__Task__.
Take each line that has the word "这是我们这季的主打款" and return it.

------------------------------------

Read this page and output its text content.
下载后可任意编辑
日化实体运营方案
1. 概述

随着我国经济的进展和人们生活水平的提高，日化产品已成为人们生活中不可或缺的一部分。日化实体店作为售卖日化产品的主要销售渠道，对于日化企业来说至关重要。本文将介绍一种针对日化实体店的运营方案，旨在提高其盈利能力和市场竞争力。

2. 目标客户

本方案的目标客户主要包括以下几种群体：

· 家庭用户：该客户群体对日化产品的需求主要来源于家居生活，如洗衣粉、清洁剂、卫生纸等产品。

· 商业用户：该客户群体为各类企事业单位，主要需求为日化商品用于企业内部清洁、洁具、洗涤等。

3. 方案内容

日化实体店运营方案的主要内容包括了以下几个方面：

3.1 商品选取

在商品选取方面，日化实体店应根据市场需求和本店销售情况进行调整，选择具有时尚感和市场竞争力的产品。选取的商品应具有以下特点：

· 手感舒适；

------------------------------------

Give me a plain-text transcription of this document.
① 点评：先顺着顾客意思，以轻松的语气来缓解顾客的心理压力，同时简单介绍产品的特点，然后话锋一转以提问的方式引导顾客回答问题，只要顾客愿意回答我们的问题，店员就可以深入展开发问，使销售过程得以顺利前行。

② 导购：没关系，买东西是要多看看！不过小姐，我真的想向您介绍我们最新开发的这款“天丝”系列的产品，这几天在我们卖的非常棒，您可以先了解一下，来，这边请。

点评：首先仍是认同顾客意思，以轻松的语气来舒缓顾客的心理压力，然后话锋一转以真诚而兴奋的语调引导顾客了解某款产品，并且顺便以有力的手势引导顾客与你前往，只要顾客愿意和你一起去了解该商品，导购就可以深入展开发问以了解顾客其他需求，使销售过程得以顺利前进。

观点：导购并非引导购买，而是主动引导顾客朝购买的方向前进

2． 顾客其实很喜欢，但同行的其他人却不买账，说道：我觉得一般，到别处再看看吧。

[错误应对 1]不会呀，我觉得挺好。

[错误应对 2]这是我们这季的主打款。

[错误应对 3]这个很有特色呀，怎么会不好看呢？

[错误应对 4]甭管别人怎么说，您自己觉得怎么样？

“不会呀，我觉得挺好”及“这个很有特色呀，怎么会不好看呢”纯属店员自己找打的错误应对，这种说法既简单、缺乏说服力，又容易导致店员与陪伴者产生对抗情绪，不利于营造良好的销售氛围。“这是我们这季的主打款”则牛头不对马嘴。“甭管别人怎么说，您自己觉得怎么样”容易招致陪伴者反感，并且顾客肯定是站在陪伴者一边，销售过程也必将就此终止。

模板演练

------------------------------------

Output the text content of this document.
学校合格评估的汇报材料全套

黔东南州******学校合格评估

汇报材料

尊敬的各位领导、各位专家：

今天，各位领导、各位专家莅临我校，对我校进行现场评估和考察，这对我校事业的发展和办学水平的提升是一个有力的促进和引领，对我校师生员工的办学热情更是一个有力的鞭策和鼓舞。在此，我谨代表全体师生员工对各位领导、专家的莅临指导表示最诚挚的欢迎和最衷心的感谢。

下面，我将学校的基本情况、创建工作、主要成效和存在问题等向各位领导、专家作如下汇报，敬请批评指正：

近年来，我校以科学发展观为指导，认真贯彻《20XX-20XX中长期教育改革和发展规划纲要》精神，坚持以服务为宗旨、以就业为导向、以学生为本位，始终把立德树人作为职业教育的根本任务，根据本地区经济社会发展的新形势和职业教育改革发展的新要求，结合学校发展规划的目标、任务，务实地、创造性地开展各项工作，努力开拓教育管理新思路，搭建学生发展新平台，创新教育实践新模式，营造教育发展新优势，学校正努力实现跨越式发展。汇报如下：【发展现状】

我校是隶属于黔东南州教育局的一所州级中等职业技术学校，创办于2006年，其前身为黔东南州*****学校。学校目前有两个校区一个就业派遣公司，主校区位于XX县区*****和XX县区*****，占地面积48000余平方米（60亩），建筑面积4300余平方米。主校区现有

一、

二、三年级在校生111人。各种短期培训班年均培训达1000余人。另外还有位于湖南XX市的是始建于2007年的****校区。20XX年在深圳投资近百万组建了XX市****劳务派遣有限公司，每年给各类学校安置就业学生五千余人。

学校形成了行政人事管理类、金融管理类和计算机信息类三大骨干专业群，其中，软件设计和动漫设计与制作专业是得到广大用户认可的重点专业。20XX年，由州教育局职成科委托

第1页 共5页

------------------------------------

__Solution to this problem__.
[错误应对 2]这是我们这季的主打款。
“不会呀，我觉得挺好”及“这个很有特色呀，怎么会不好看呢”纯属店员自己找打的错误应对，这种说法既简单、缺乏说服力，又容易导致店员与陪伴者产生对抗情绪，不利于营造良好的销售氛围。“这是我们这季的主打款”则牛头不对马嘴。“甭管别人怎么说，您自己觉得怎么样”容易招致陪伴者反感，并且顾客肯定是站在陪伴者一边，销售过程也必将就此终止。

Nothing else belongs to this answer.